== What the task asks ==
Among the entries that follow, tally the lines with the string "Shambler". Give no more than the number.

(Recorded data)
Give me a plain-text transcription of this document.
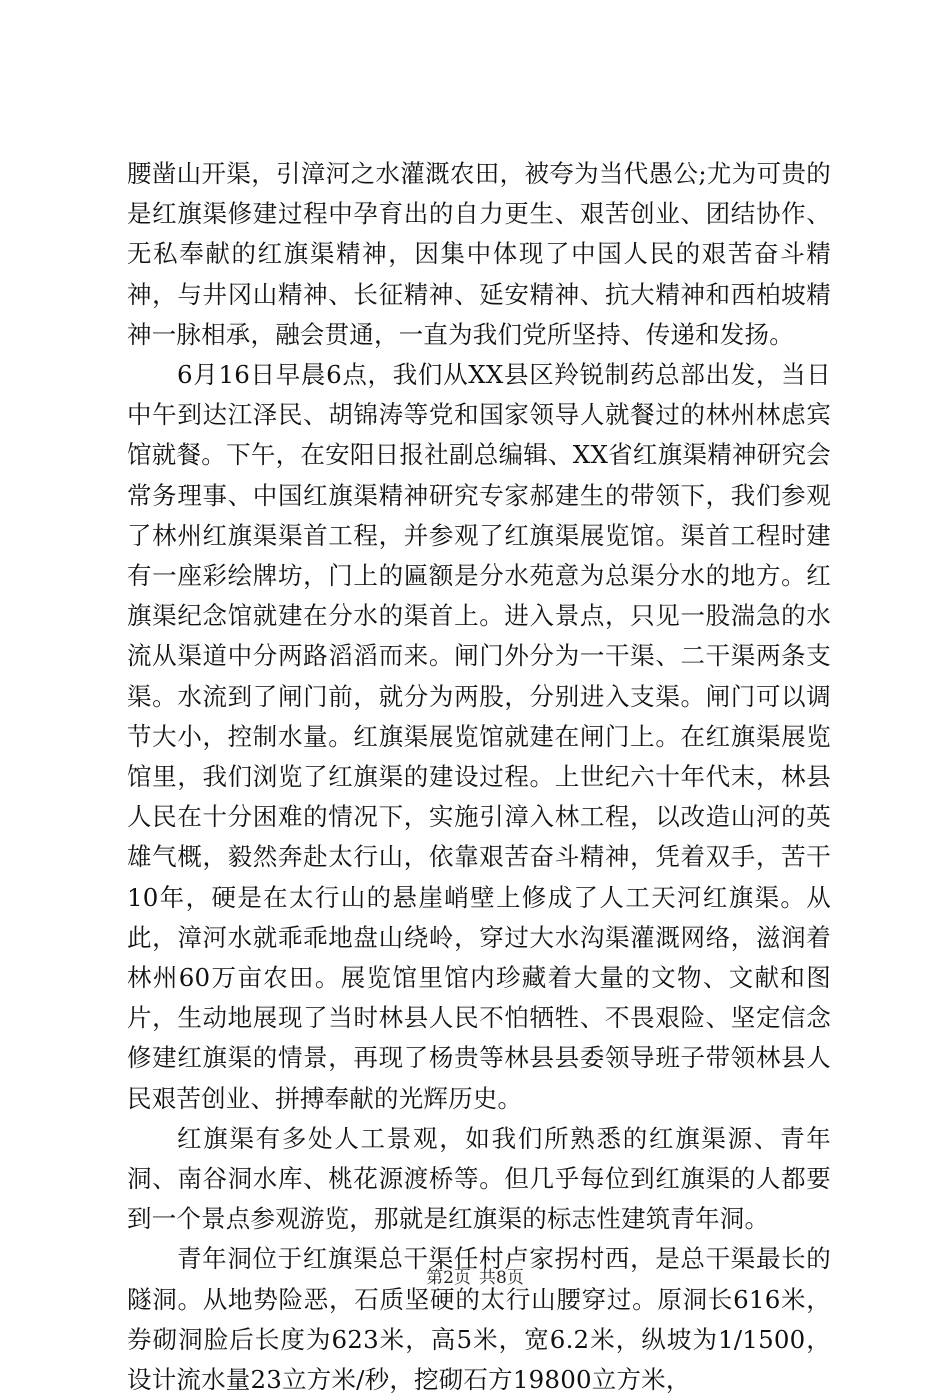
腰凿山开渠，引漳河之水灌溉农田，被夸为当代愚公;尤为可贵的是红旗渠修建过程中孕育出的自力更生、艰苦创业、团结协作、无私奉献的红旗渠精神，因集中体现了中国人民的艰苦奋斗精神，与井冈山精神、长征精神、延安精神、抗大精神和西柏坡精神一脉相承，融会贯通，一直为我们党所坚持、传递和发扬。

6月16日早晨6点，我们从XX县区羚锐制药总部出发，当日中午到达江泽民、胡锦涛等党和国家领导人就餐过的林州林虑宾馆就餐。下午，在安阳日报社副总编辑、XX省红旗渠精神研究会常务理事、中国红旗渠精神研究专家郝建生的带领下，我们参观了林州红旗渠渠首工程，并参观了红旗渠展览馆。渠首工程时建有一座彩绘牌坊，门上的匾额是分水苑意为总渠分水的地方。红旗渠纪念馆就建在分水的渠首上。进入景点，只见一股湍急的水流从渠道中分两路滔滔而来。闸门外分为一干渠、二干渠两条支渠。水流到了闸门前，就分为两股，分别进入支渠。闸门可以调节大小，控制水量。红旗渠展览馆就建在闸门上。在红旗渠展览馆里，我们浏览了红旗渠的建设过程。上世纪六十年代末，林县人民在十分困难的情况下，实施引漳入林工程，以改造山河的英雄气概，毅然奔赴太行山，依靠艰苦奋斗精神，凭着双手，苦干10年，硬是在太行山的悬崖峭壁上修成了人工天河红旗渠。从此，漳河水就乖乖地盘山绕岭，穿过大水沟渠灌溉网络，滋润着林州60万亩农田。展览馆里馆内珍藏着大量的文物、文献和图片，生动地展现了当时林县人民不怕牺牲、不畏艰险、坚定信念修建红旗渠的情景，再现了杨贵等林县县委领导班子带领林县人民艰苦创业、拼搏奉献的光辉历史。

红旗渠有多处人工景观，如我们所熟悉的红旗渠源、青年洞、南谷洞水库、桃花源渡桥等。但几乎每位到红旗渠的人都要到一个景点参观游览，那就是红旗渠的标志性建筑青年洞。

青年洞位于红旗渠总干渠任村卢家拐村西，是总干渠最长的隧洞。从地势险恶，石质坚硬的太行山腰穿过。原洞长616米，券砌洞脸后长度为623米，高5米，宽6.2米，纵坡为1/1500，设计流水量23立方米/秒，挖砌石方19800立方米，

第2页 共8页
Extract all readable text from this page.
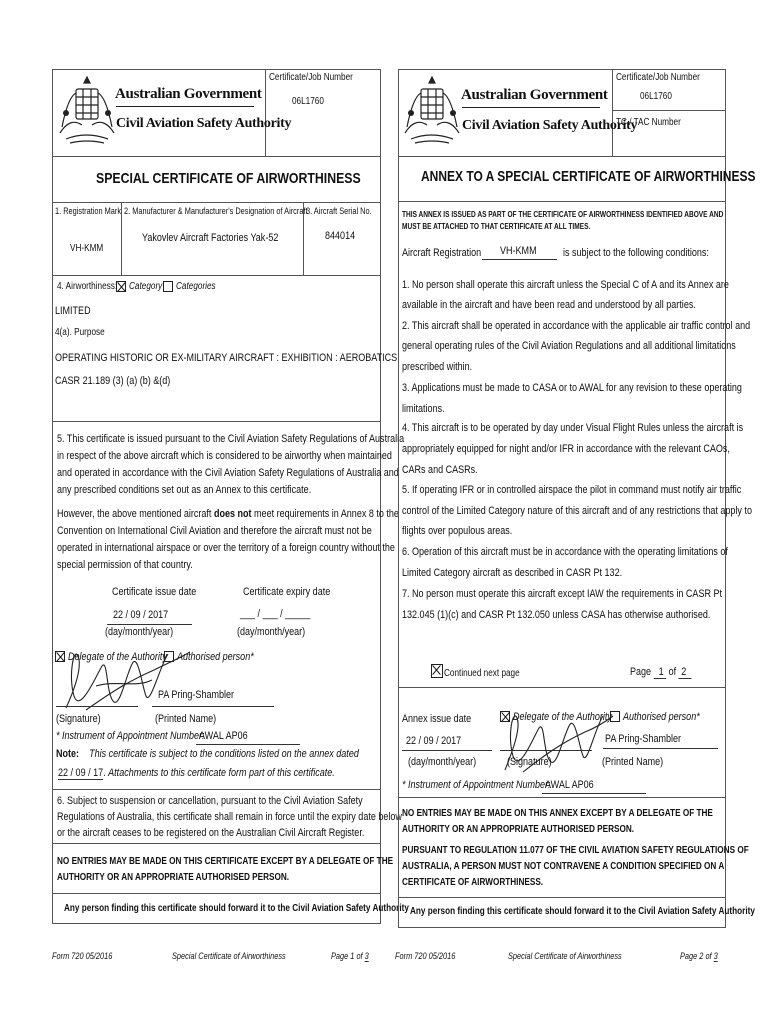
Australian Government
Civil Aviation Safety Authority
Certificate/Job Number
06L1760
SPECIAL CERTIFICATE OF AIRWORTHINESS
1. Registration Mark
VH-KMM
2. Manufacturer & Manufacturer's Designation of Aircraft
Yakovlev Aircraft Factories Yak-52
3. Aircraft Serial No.
844014
4. Airworthiness: Category Categories
LIMITED
4(a). Purpose
OPERATING HISTORIC OR EX-MILITARY AIRCRAFT : EXHIBITION : AEROBATICS
CASR 21.189 (3) (a) (b) &(d)
5. This certificate is issued pursuant to the Civil Aviation Safety Regulations of Australia
in respect of the above aircraft which is considered to be airworthy when maintained
and operated in accordance with the Civil Aviation Safety Regulations of Australia and
any prescribed conditions set out as an Annex to this certificate.
However, the above mentioned aircraft does not meet requirements in Annex 8 to the
Convention on International Civil Aviation and therefore the aircraft must not be
operated in international airspace or over the territory of a foreign country without the
special permission of that country.
Certificate issue date	Certificate expiry date
22 / 09 / 2017	___ / ___ / _____
(day/month/year)	(day/month/year)
Delegate of the Authority Authorised person*
PA Pring-Shambler
(Signature)	(Printed Name)
* Instrument of Appointment Number:
AWAL AP06
Note: This certificate is subject to the conditions listed on the annex dated
22 / 09 / 17. Attachments to this certificate form part of this certificate.
6. Subject to suspension or cancellation, pursuant to the Civil Aviation Safety
Regulations of Australia, this certificate shall remain in force until the expiry date below
or the aircraft ceases to be registered on the Australian Civil Aircraft Register.
NO ENTRIES MAY BE MADE ON THIS CERTIFICATE EXCEPT BY A DELEGATE OF THE
AUTHORITY OR AN APPROPRIATE AUTHORISED PERSON.
Any person finding this certificate should forward it to the Civil Aviation Safety Authority
Form 720 05/2016	Special Certificate of Airworthiness	Page 1 of 3
Australian Government
Civil Aviation Safety Authority
Certificate/Job Number
06L1760
TC / TAC Number
ANNEX TO A SPECIAL CERTIFICATE OF AIRWORTHINESS
THIS ANNEX IS ISSUED AS PART OF THE CERTIFICATE OF AIRWORTHINESS IDENTIFIED ABOVE AND
MUST BE ATTACHED TO THAT CERTIFICATE AT ALL TIMES.
Aircraft Registration VH-KMM is subject to the following conditions:
1. No person shall operate this aircraft unless the Special C of A and its Annex are
available in the aircraft and have been read and understood by all parties.
2. This aircraft shall be operated in accordance with the applicable air traffic control and
general operating rules of the Civil Aviation Regulations and all additional limitations
prescribed within.
3. Applications must be made to CASA or to AWAL for any revision to these operating
limitations.
4. This aircraft is to be operated by day under Visual Flight Rules unless the aircraft is
appropriately equipped for night and/or IFR in accordance with the relevant CAOs,
CARs and CASRs.
5. If operating IFR or in controlled airspace the pilot in command must notify air traffic
control of the Limited Category nature of this aircraft and of any restrictions that apply to
flights over populous areas.
6. Operation of this aircraft must be in accordance with the operating limitations of
Limited Category aircraft as described in CASR Pt 132.
7. No person must operate this aircraft except IAW the requirements in CASR Pt
132.045 (1)(c) and CASR Pt 132.050 unless CASA has otherwise authorised.
Continued next page	Page 1 of 2
Annex issue date	Delegate of the Authority Authorised person*
22 / 09 / 2017	PA Pring-Shambler
(day/month/year)	(Signature)	(Printed Name)
* Instrument of Appointment Number:
AWAL AP06
NO ENTRIES MAY BE MADE ON THIS ANNEX EXCEPT BY A DELEGATE OF THE
AUTHORITY OR AN APPROPRIATE AUTHORISED PERSON.
PURSUANT TO REGULATION 11.077 OF THE CIVIL AVIATION SAFETY REGULATIONS OF
AUSTRALIA, A PERSON MUST NOT CONTRAVENE A CONDITION SPECIFIED ON A
CERTIFICATE OF AIRWORTHINESS.
Any person finding this certificate should forward it to the Civil Aviation Safety Authority
Form 720 05/2016	Special Certificate of Airworthiness	Page 2 of 3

== Complete response ==
2